Stored data:
.....
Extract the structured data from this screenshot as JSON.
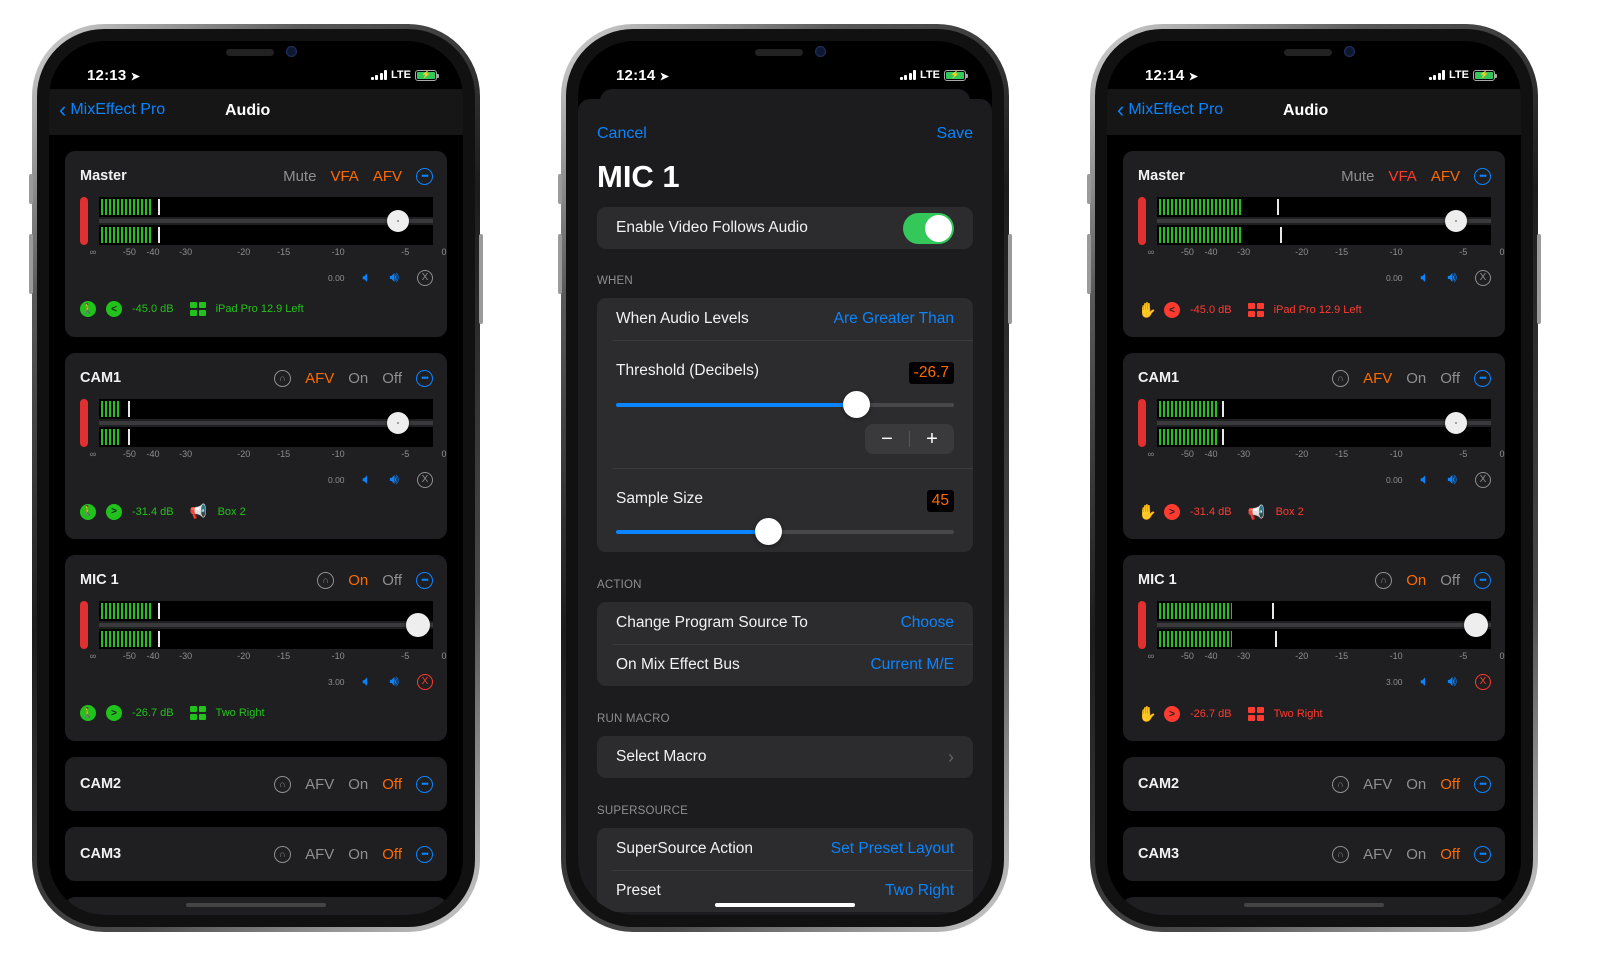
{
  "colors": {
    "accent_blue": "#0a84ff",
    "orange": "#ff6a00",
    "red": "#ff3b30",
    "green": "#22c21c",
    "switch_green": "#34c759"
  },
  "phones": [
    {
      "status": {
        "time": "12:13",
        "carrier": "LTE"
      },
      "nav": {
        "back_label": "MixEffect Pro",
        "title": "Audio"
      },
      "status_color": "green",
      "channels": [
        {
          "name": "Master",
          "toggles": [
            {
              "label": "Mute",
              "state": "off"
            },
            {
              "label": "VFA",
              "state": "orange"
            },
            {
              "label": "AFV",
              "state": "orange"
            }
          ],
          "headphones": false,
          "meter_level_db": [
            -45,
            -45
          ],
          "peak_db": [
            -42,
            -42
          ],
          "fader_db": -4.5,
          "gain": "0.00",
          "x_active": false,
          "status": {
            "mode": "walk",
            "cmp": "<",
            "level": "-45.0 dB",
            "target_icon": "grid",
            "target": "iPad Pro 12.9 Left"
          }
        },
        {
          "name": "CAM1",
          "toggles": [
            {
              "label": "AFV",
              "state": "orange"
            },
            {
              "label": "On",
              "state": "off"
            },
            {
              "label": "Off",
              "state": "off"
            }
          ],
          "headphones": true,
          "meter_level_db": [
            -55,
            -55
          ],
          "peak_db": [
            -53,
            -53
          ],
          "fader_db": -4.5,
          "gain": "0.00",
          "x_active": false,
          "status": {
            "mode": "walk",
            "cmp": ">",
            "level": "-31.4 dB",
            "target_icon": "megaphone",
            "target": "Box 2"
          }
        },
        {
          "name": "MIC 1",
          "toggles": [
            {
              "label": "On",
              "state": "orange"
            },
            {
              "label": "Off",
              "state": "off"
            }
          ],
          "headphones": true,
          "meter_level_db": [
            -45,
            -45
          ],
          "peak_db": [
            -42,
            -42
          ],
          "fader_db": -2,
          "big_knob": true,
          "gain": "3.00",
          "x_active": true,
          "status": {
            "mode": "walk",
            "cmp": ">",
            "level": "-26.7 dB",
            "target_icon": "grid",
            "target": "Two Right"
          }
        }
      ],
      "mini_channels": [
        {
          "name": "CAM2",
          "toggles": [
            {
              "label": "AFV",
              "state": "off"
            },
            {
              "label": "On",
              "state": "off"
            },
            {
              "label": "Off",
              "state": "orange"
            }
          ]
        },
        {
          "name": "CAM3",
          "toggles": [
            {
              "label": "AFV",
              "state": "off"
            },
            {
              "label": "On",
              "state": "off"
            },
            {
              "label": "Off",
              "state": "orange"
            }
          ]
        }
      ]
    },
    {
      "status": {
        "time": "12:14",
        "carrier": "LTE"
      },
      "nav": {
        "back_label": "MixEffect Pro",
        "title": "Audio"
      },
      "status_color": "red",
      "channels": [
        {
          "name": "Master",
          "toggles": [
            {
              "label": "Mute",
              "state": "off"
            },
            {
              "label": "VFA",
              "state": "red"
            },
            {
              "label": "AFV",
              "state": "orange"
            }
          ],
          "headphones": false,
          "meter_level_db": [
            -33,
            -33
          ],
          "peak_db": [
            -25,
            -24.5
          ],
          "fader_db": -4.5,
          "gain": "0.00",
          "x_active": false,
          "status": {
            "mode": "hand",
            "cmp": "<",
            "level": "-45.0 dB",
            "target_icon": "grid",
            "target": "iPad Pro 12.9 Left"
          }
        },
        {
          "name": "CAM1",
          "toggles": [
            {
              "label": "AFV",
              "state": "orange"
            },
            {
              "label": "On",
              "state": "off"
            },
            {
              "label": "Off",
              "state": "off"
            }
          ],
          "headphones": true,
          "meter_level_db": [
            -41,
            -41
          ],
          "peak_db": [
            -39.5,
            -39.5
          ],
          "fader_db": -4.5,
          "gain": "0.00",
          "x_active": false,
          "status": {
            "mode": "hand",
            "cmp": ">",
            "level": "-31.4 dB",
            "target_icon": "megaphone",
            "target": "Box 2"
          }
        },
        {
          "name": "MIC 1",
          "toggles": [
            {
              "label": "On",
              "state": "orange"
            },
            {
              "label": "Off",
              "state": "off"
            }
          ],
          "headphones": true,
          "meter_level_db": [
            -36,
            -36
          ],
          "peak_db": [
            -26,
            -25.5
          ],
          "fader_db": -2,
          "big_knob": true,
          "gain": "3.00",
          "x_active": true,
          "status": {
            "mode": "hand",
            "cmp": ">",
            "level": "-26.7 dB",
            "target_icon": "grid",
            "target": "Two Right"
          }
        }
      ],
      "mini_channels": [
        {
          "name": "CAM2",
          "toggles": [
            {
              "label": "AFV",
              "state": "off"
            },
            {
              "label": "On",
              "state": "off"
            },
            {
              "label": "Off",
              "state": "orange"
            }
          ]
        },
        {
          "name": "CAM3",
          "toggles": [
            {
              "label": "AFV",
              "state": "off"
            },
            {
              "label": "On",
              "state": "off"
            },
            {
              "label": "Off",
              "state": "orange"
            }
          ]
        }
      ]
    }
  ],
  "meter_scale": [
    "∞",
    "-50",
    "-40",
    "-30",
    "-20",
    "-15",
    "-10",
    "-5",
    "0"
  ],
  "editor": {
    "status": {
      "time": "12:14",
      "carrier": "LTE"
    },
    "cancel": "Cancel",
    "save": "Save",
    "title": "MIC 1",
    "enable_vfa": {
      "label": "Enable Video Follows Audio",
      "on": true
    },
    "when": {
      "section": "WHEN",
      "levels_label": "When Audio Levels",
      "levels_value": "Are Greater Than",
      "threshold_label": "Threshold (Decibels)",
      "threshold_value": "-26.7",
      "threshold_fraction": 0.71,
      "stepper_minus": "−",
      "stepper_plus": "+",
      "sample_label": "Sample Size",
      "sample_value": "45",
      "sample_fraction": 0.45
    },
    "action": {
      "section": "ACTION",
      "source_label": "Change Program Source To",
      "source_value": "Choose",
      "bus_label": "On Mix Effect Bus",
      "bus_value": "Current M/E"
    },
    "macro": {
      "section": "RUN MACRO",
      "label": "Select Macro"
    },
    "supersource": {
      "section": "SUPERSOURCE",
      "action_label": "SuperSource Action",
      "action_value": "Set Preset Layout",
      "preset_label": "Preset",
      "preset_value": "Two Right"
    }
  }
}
.....
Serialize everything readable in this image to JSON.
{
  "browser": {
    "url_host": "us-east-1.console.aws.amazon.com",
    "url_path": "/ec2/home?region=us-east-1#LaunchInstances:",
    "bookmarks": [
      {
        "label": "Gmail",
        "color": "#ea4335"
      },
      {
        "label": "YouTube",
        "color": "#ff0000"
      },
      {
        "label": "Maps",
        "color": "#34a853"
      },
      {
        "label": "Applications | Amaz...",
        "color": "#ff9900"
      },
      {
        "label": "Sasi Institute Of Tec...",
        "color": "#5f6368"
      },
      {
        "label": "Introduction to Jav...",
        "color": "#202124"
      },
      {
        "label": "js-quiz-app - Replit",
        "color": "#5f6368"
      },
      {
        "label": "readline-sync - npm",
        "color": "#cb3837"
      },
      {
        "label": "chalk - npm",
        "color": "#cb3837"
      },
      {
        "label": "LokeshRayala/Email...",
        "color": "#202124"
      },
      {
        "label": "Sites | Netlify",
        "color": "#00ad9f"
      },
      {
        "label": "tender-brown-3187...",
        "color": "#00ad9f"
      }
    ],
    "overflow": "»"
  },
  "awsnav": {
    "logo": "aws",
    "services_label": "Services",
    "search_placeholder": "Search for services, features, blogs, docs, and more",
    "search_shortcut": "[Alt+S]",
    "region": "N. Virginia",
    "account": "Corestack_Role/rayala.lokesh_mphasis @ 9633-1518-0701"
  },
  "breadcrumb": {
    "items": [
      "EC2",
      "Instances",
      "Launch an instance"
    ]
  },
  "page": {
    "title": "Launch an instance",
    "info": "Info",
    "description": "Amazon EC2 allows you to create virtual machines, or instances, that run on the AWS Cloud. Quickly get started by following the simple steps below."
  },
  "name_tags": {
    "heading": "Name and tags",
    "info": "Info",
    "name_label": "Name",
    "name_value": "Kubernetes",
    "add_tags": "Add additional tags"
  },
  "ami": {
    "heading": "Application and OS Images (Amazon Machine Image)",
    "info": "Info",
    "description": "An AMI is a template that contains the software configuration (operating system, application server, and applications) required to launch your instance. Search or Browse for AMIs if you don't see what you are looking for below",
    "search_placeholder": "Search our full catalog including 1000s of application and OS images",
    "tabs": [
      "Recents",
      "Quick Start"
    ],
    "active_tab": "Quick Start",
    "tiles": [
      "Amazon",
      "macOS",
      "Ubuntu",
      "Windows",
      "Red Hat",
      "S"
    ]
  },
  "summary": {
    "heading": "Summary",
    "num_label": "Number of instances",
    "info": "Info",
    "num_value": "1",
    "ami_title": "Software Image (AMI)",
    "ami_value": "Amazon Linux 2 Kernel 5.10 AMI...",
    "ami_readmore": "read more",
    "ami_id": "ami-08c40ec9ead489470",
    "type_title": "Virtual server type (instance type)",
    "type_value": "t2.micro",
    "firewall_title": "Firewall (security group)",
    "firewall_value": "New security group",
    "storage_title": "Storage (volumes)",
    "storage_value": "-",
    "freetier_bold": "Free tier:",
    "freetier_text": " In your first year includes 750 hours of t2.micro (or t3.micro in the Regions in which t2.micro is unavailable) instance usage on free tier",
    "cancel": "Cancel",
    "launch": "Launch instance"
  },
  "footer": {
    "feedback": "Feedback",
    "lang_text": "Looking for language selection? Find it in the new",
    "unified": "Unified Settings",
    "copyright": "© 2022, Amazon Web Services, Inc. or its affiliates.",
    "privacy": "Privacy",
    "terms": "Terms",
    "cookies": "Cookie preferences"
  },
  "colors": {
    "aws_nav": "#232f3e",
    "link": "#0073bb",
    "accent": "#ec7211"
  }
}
.....
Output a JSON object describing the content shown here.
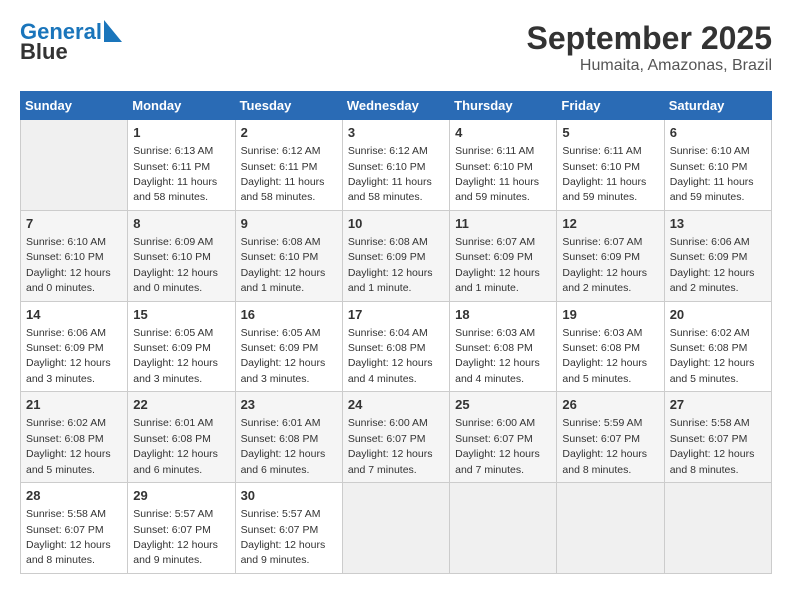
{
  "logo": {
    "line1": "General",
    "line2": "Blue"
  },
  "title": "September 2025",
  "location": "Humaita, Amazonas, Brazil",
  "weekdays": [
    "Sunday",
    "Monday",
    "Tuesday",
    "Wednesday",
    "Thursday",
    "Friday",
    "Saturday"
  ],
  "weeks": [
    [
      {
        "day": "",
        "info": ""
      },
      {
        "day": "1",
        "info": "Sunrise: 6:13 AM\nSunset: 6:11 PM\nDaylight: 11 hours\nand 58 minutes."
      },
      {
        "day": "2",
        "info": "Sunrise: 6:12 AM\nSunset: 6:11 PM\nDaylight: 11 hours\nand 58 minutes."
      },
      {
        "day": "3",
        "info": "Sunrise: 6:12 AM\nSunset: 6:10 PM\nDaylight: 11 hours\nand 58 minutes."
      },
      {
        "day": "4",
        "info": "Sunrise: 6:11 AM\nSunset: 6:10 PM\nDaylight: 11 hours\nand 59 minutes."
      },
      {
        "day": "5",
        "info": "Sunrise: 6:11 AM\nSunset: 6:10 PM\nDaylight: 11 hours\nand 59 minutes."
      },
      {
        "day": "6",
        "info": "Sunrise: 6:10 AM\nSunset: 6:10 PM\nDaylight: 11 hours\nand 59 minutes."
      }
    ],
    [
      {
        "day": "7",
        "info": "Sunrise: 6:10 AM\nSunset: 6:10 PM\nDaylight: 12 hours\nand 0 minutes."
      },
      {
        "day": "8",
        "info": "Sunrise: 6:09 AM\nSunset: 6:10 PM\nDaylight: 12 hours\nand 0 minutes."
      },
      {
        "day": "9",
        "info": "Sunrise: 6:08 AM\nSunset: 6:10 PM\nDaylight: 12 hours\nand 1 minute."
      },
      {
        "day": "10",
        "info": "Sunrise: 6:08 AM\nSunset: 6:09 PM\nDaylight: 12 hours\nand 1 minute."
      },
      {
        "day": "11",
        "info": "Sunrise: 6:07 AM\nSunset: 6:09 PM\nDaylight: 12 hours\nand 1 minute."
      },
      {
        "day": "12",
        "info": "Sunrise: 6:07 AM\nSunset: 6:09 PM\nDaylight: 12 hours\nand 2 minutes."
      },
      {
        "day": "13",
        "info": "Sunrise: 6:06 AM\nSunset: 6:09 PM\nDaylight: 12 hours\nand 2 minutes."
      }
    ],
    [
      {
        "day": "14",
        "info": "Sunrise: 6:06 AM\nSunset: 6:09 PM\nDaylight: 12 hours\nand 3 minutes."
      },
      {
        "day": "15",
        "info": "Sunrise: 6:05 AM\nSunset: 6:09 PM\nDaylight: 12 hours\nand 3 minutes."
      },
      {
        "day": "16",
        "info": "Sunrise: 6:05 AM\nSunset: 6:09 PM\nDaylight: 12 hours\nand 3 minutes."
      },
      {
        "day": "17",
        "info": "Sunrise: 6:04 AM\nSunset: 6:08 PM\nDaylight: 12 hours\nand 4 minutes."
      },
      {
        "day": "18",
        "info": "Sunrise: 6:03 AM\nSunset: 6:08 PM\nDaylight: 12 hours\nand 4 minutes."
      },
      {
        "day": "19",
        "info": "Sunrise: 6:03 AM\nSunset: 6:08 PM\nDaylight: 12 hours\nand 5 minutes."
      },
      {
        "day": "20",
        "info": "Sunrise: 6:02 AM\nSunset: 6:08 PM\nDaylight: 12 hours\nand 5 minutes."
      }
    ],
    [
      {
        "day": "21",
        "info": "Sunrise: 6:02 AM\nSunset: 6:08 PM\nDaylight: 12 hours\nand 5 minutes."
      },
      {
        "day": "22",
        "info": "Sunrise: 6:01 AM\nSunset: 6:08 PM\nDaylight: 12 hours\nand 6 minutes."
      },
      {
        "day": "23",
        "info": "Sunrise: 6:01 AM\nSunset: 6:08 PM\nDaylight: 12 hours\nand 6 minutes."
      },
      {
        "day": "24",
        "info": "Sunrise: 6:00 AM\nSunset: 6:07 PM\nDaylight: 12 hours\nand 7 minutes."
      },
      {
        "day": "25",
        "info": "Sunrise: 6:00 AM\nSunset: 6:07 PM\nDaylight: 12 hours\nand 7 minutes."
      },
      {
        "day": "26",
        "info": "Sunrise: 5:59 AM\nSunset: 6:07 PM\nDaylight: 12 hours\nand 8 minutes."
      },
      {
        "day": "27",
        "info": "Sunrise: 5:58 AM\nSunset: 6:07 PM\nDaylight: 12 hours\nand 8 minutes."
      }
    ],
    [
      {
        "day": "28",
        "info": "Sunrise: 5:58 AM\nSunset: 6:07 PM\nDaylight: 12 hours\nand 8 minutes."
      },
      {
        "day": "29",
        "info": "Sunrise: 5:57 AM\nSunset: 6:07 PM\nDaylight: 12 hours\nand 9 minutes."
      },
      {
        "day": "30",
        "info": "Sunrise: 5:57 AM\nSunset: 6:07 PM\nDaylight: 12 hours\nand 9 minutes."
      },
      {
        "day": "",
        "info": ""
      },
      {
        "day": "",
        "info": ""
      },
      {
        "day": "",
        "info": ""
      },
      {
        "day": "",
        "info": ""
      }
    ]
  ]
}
.....
▶ [WRITTEN EXERCISE] Show every line in the entries where the string "this" occurs.

▶ [TASK OUTPUT]
Extract the structured data from this screenshot as JSON.
Serialize everything readable in this image to JSON.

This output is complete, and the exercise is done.